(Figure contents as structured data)

§ §

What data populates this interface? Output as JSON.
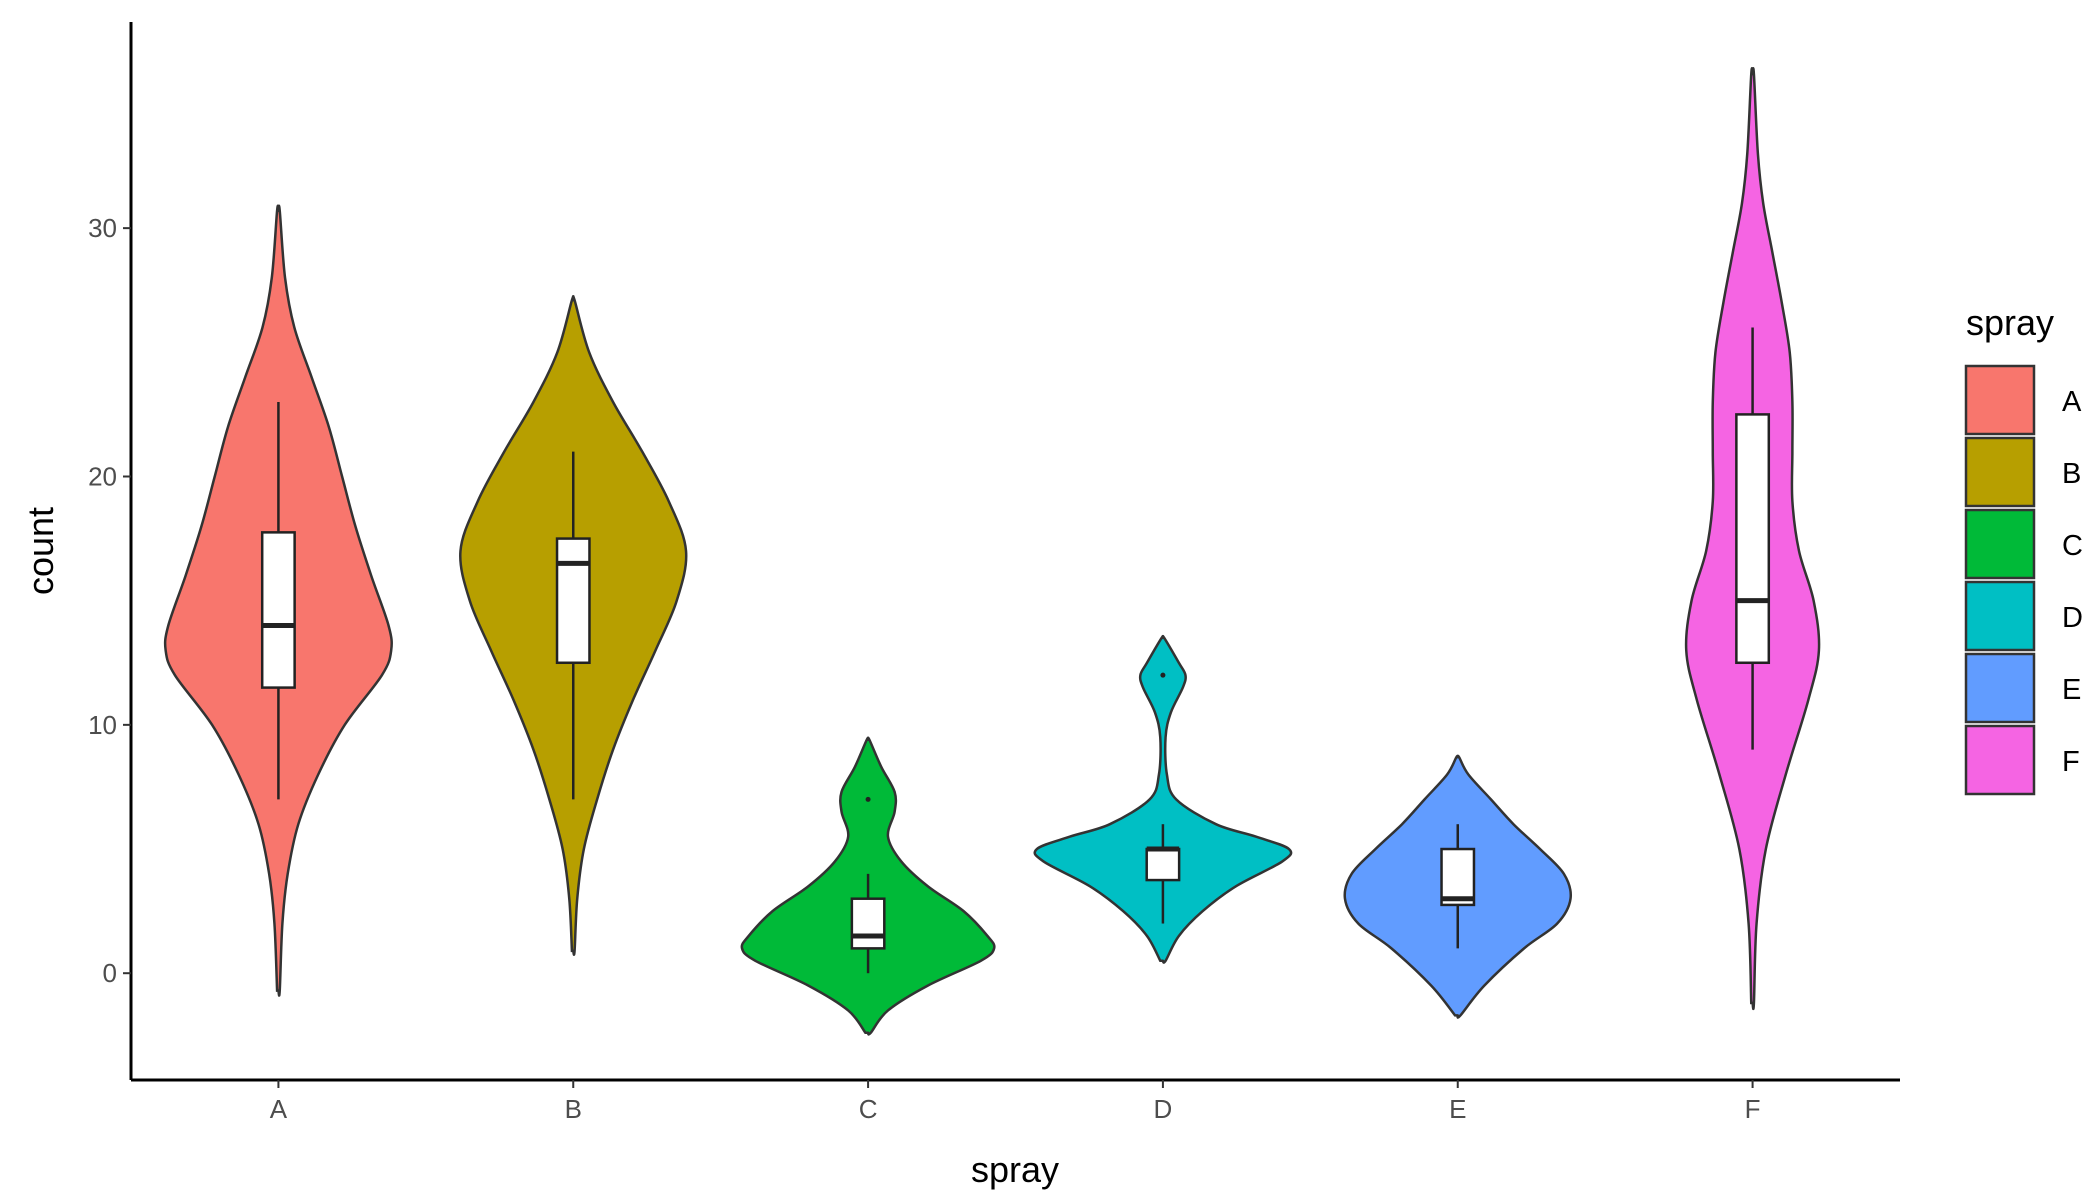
{
  "chart_data": {
    "type": "violin",
    "title": "",
    "xlabel": "spray",
    "ylabel": "count",
    "ylim": [
      -4.3,
      38.3
    ],
    "y_ticks": [
      0,
      10,
      20,
      30
    ],
    "categories": [
      "A",
      "B",
      "C",
      "D",
      "E",
      "F"
    ],
    "legend": {
      "title": "spray",
      "position": "right"
    },
    "grid": false,
    "series": [
      {
        "name": "A",
        "color": "#F8766D",
        "violin_range": [
          -0.7,
          30.7
        ],
        "density_profile": [
          [
            -0.7,
            0.01
          ],
          [
            2,
            0.03
          ],
          [
            4,
            0.07
          ],
          [
            6,
            0.15
          ],
          [
            8,
            0.3
          ],
          [
            10,
            0.5
          ],
          [
            12,
            0.78
          ],
          [
            13,
            0.85
          ],
          [
            14,
            0.83
          ],
          [
            16,
            0.7
          ],
          [
            18,
            0.58
          ],
          [
            20,
            0.48
          ],
          [
            22,
            0.38
          ],
          [
            24,
            0.25
          ],
          [
            26,
            0.12
          ],
          [
            28,
            0.05
          ],
          [
            30.7,
            0.01
          ]
        ],
        "box": {
          "whisker_low": 7,
          "q1": 11.5,
          "median": 14,
          "q3": 17.75,
          "whisker_high": 23
        },
        "outliers": []
      },
      {
        "name": "B",
        "color": "#B79F00",
        "violin_range": [
          0.9,
          27.1
        ],
        "density_profile": [
          [
            0.9,
            0.01
          ],
          [
            3,
            0.03
          ],
          [
            5,
            0.08
          ],
          [
            7,
            0.18
          ],
          [
            9,
            0.3
          ],
          [
            11,
            0.45
          ],
          [
            13,
            0.62
          ],
          [
            15,
            0.78
          ],
          [
            17,
            0.85
          ],
          [
            19,
            0.72
          ],
          [
            21,
            0.52
          ],
          [
            23,
            0.3
          ],
          [
            25,
            0.12
          ],
          [
            27.1,
            0.01
          ]
        ],
        "box": {
          "whisker_low": 7,
          "q1": 12.5,
          "median": 16.5,
          "q3": 17.5,
          "whisker_high": 21
        },
        "outliers": []
      },
      {
        "name": "C",
        "color": "#00BA38",
        "violin_range": [
          -2.4,
          9.4
        ],
        "density_profile": [
          [
            -2.4,
            0.02
          ],
          [
            -1.5,
            0.15
          ],
          [
            -0.5,
            0.45
          ],
          [
            0.5,
            0.85
          ],
          [
            1,
            0.95
          ],
          [
            1.5,
            0.9
          ],
          [
            2.5,
            0.72
          ],
          [
            3.5,
            0.45
          ],
          [
            4.5,
            0.25
          ],
          [
            5.5,
            0.15
          ],
          [
            6.5,
            0.2
          ],
          [
            7.3,
            0.2
          ],
          [
            8.3,
            0.1
          ],
          [
            9.4,
            0.01
          ]
        ],
        "box": {
          "whisker_low": 0,
          "q1": 1,
          "median": 1.5,
          "q3": 3,
          "whisker_high": 4
        },
        "outliers": [
          7
        ]
      },
      {
        "name": "D",
        "color": "#00BFC4",
        "violin_range": [
          0.5,
          13.5
        ],
        "density_profile": [
          [
            0.5,
            0.02
          ],
          [
            1.5,
            0.12
          ],
          [
            2.5,
            0.3
          ],
          [
            3.5,
            0.55
          ],
          [
            4.5,
            0.9
          ],
          [
            5,
            0.95
          ],
          [
            5.5,
            0.7
          ],
          [
            6,
            0.4
          ],
          [
            7,
            0.1
          ],
          [
            8,
            0.03
          ],
          [
            9.5,
            0.02
          ],
          [
            10.5,
            0.06
          ],
          [
            11.5,
            0.15
          ],
          [
            12,
            0.17
          ],
          [
            12.5,
            0.12
          ],
          [
            13.5,
            0.01
          ]
        ],
        "box": {
          "whisker_low": 2,
          "q1": 3.75,
          "median": 5,
          "q3": 5,
          "whisker_high": 6
        },
        "outliers": [
          12
        ]
      },
      {
        "name": "E",
        "color": "#619CFF",
        "violin_range": [
          -1.7,
          8.7
        ],
        "density_profile": [
          [
            -1.7,
            0.02
          ],
          [
            -0.5,
            0.2
          ],
          [
            1,
            0.5
          ],
          [
            2,
            0.75
          ],
          [
            3,
            0.85
          ],
          [
            4,
            0.8
          ],
          [
            5,
            0.62
          ],
          [
            6,
            0.42
          ],
          [
            7,
            0.25
          ],
          [
            8,
            0.08
          ],
          [
            8.7,
            0.01
          ]
        ],
        "box": {
          "whisker_low": 1,
          "q1": 2.75,
          "median": 3,
          "q3": 5,
          "whisker_high": 6
        },
        "outliers": []
      },
      {
        "name": "F",
        "color": "#F564E3",
        "violin_range": [
          -1.2,
          36.2
        ],
        "density_profile": [
          [
            -1.2,
            0.01
          ],
          [
            2,
            0.03
          ],
          [
            5,
            0.1
          ],
          [
            8,
            0.25
          ],
          [
            11,
            0.42
          ],
          [
            13,
            0.5
          ],
          [
            15,
            0.46
          ],
          [
            17,
            0.35
          ],
          [
            19,
            0.3
          ],
          [
            21,
            0.3
          ],
          [
            23,
            0.3
          ],
          [
            25,
            0.28
          ],
          [
            27,
            0.22
          ],
          [
            29,
            0.15
          ],
          [
            31,
            0.08
          ],
          [
            33,
            0.04
          ],
          [
            36.2,
            0.01
          ]
        ],
        "box": {
          "whisker_low": 9,
          "q1": 12.5,
          "median": 15,
          "q3": 22.5,
          "whisker_high": 26
        },
        "outliers": []
      }
    ]
  }
}
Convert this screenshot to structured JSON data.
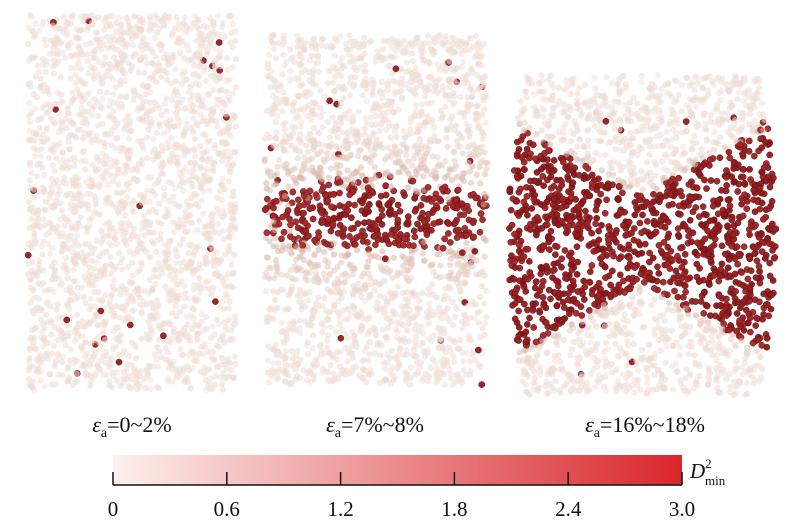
{
  "panels": [
    {
      "label": {
        "symbol": "ε",
        "subscript": "a",
        "text": "=0~2%"
      }
    },
    {
      "label": {
        "symbol": "ε",
        "subscript": "a",
        "text": "=7%~8%"
      }
    },
    {
      "label": {
        "symbol": "ε",
        "subscript": "a",
        "text": "=16%~18%"
      }
    }
  ],
  "colorbar": {
    "label": {
      "symbol": "D",
      "superscript": "2",
      "subscript": "min"
    },
    "lim": [
      0,
      3
    ],
    "ticks": [
      0,
      0.6,
      1.2,
      1.8,
      2.4,
      {
        "value": 3,
        "label": "3.0"
      }
    ],
    "colors": [
      "#fdf1ee",
      "#d9262b"
    ]
  }
}
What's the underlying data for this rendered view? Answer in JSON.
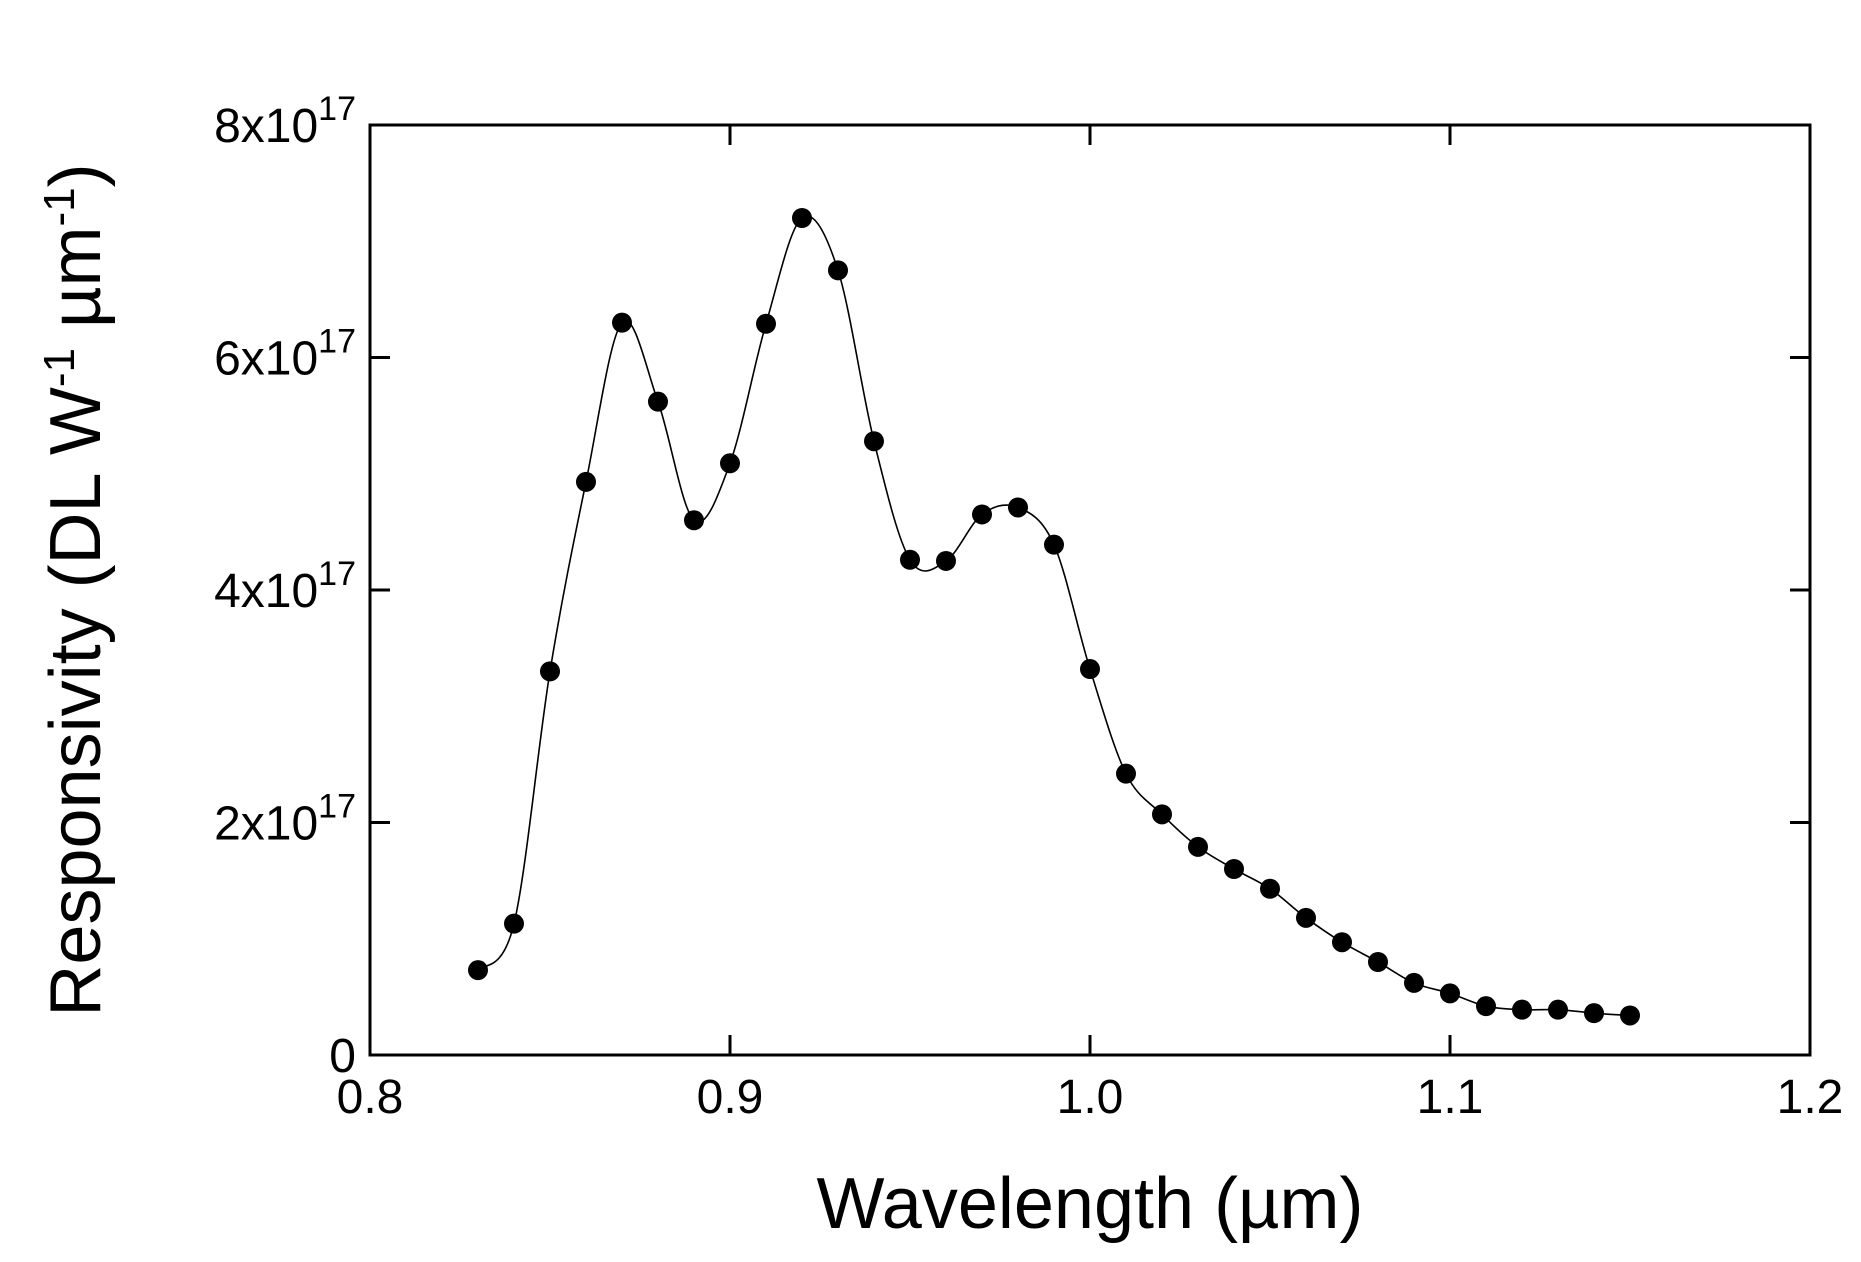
{
  "chart_data": {
    "type": "line",
    "title": "",
    "xlabel": "Wavelength (µm)",
    "ylabel": {
      "text_before_first_sup": "Responsivity (DL W",
      "sup1": "-1",
      "text_middle": " µm",
      "sup2": "-1",
      "text_end": ")"
    },
    "xlim": [
      0.8,
      1.2
    ],
    "ylim": [
      0,
      8e+17
    ],
    "x_ticks": [
      {
        "value": 0.8,
        "label": "0.8"
      },
      {
        "value": 0.9,
        "label": "0.9"
      },
      {
        "value": 1.0,
        "label": "1.0"
      },
      {
        "value": 1.1,
        "label": "1.1"
      },
      {
        "value": 1.2,
        "label": "1.2"
      }
    ],
    "y_ticks": [
      {
        "value": 0,
        "base": "0",
        "exp": ""
      },
      {
        "value": 2e+17,
        "base": "2x10",
        "exp": "17"
      },
      {
        "value": 4e+17,
        "base": "4x10",
        "exp": "17"
      },
      {
        "value": 6e+17,
        "base": "6x10",
        "exp": "17"
      },
      {
        "value": 8e+17,
        "base": "8x10",
        "exp": "17"
      }
    ],
    "grid": false,
    "legend": "none",
    "series": [
      {
        "name": "Responsivity",
        "color": "#000000",
        "marker": "circle",
        "x": [
          0.83,
          0.84,
          0.85,
          0.86,
          0.87,
          0.88,
          0.89,
          0.9,
          0.91,
          0.92,
          0.93,
          0.94,
          0.95,
          0.96,
          0.97,
          0.98,
          0.99,
          1.0,
          1.01,
          1.02,
          1.03,
          1.04,
          1.05,
          1.06,
          1.07,
          1.08,
          1.09,
          1.1,
          1.11,
          1.12,
          1.13,
          1.14,
          1.15
        ],
        "y": [
          7.3e+16,
          1.13e+17,
          3.3e+17,
          4.93e+17,
          6.3e+17,
          5.62e+17,
          4.6e+17,
          5.09e+17,
          6.29e+17,
          7.2e+17,
          6.75e+17,
          5.28e+17,
          4.26e+17,
          4.25e+17,
          4.65e+17,
          4.71e+17,
          4.39e+17,
          3.32e+17,
          2.42e+17,
          2.07e+17,
          1.79e+17,
          1.6e+17,
          1.43e+17,
          1.18e+17,
          9.7e+16,
          8e+16,
          6.2e+16,
          5.3e+16,
          4.2e+16,
          3.9e+16,
          3.9e+16,
          3.6e+16,
          3.4e+16
        ]
      }
    ]
  }
}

§ §

List all lines above in which the string "base" appears.

Solution to the problem:
        "base": "0",
        "base": "2x10",
        "base": "4x10",
        "base": "6x10",
        "base": "8x10",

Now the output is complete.